> [Excerto do texto]:
━━━━━━━━━━━━━━━━━━━━

12 Por decisão de 4 de Maio de 1992, o Landratsamt Traunstein reduziu o prazo de validade da autorização de residência de S. Kadiman e exigiu-lhe que abandonasse o território alemão, por inexistência de vida em comum com o marido. No entanto, em 21 de Maio seguinte, esta decisão foi adiada por o órgão jurisdicional competente ser o Landratsamt Berchtesgadener Land, em consequência da mudança de residência de S. Kadiman para Bad Reichenhall.

13 Em Julho de 1992, S. Kadiman explicou a esta autoridade que estava separada do marido, porque ele a maltratava e enganava. Teriam fracassado várias tentativas de retoma da vida em comum, tendo sido agredida e expulsa do domicílio conjugal pelo marido. Por outro lado, S. Kadiman teria estado na Turquia a partir de 7 de Setembro de 1991 para aí passar férias com o marido, mas a estadia ter-se-ia prolongado involuntariamente até 1 de Fevereiro de 1992, por o marido lhe ter tirado o passaporte antes de regressar sozinho à Alemanha e ela só ter podido regressar ao território alemão depois de ter obtido um visto em 22 de Janeiro de 1992.

14 Por decisão de 5 de Janeiro de 1993, o Landratsamt Berchtesgadener Land limitou a 26 de Janeiro seguinte o prazo de validade da autorização de residência de S. Kadiman e, com fundamento no facto de os cônjuges Kadiman já não viverem em comum, ameaçou expulsá-la se não abandonasse a Alemanha no prazo de dois meses.

15 Dado que, posteriormente, o Sr. Kadiman se declarou disposto a retomar a vida em comum, esta decisão foi revogada, e em 13 de Maio de 1993 S. Kadiman obteve uma nova autorização de residência válida até 14 de Maio de 1994.

━━━━━━━━━━━━━━━━━━━━

> [Os dados]:
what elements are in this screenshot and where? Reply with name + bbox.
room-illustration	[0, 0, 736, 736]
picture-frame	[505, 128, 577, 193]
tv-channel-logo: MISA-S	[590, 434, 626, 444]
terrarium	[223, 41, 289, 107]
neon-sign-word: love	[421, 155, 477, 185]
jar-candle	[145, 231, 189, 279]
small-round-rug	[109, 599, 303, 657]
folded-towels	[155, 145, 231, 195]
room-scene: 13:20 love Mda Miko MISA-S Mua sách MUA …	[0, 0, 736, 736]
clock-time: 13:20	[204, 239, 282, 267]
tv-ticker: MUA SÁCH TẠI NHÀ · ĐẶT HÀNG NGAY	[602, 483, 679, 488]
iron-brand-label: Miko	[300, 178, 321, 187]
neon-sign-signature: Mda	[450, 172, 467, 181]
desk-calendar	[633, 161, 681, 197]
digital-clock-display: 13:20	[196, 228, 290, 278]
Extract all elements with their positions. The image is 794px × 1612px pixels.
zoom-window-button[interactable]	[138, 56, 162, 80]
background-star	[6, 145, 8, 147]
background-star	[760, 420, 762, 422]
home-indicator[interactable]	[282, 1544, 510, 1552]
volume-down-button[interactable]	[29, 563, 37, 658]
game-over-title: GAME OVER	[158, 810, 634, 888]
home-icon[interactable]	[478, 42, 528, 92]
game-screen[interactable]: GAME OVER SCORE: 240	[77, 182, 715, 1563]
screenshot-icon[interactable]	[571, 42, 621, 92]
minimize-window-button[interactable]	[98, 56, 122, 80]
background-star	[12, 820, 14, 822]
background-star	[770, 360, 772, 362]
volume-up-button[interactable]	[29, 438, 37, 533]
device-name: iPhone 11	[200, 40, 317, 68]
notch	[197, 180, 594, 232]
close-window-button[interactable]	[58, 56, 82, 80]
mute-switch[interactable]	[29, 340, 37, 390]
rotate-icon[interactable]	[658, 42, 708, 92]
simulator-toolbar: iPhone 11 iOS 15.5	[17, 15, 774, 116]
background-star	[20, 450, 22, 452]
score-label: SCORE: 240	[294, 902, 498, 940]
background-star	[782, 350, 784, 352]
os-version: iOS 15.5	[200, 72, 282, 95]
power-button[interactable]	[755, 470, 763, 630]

━━━━━━━━━━━━━━━━━━━━

> [Requisito 1]: Duplique as linhas de dados desde a primeira até à que contém "228, 290, 278]", ambas incluídas.
> [Requisito 2]: Retome o excerto sobre a autorização de residência de S. Kadiman a partir do ponto em que termina.
As linhas de dados não têm qualquer relação com o excerto.

> [Resposta escrita 1]:
what elements are in this screenshot and where? Reply with name + bbox.
room-illustration	[0, 0, 736, 736]
picture-frame	[505, 128, 577, 193]
tv-channel-logo: MISA-S	[590, 434, 626, 444]
terrarium	[223, 41, 289, 107]
neon-sign-word: love	[421, 155, 477, 185]
jar-candle	[145, 231, 189, 279]
small-round-rug	[109, 599, 303, 657]
folded-towels	[155, 145, 231, 195]
room-scene: 13:20 love Mda Miko MISA-S Mua sách MUA …	[0, 0, 736, 736]
clock-time: 13:20	[204, 239, 282, 267]
tv-ticker: MUA SÁCH TẠI NHÀ · ĐẶT HÀNG NGAY	[602, 483, 679, 488]
iron-brand-label: Miko	[300, 178, 321, 187]
neon-sign-signature: Mda	[450, 172, 467, 181]
desk-calendar	[633, 161, 681, 197]
digital-clock-display: 13:20	[196, 228, 290, 278]

> [Resposta escrita 2]:
16 No entanto, como o casal continuava a viver separado, em 13 de Outubro de 1993 o Landratsamt Berchtesgadener Land limitou a 19 de Outubro seguinte o prazo de validade da autorização de residência de S. Kadiman e exigiu-lhe que abandonasse a Alemanha no mês seguinte à data em que a decisão se tornasse definitiva. Fundamentou esta decisão com o facto de, desde Setembro de 1991, S. Kadiman ter deixado de coabitar com o marido e, em consequência, ter deixado de ter direito a uma autorização de residência concedida para o reagrupamento familiar.

17 S. Kadiman interpôs recurso dessa decisão, recurso esse que está actualmente pendente no Bayerisches Verwaltungsgericht Muenchen. Posteriormente, modificou o pedido inicial, solicitando que este órgão jurisdicional ordenasse ao Landratsamt Berchtesgadener Land que prorrogasse a sua autorização de residência na Alemanha.

18 Em apoio do seu recurso, S. Kadiman argumenta que residiu legalmente na Alemanha desde 17 de Março de 1990, que aí ocupou um emprego regular de modo continuado e que as decisões recorridas são incompatíveis com o artigo 7._, primeiro parágrafo, da Decisão n._ 1/80.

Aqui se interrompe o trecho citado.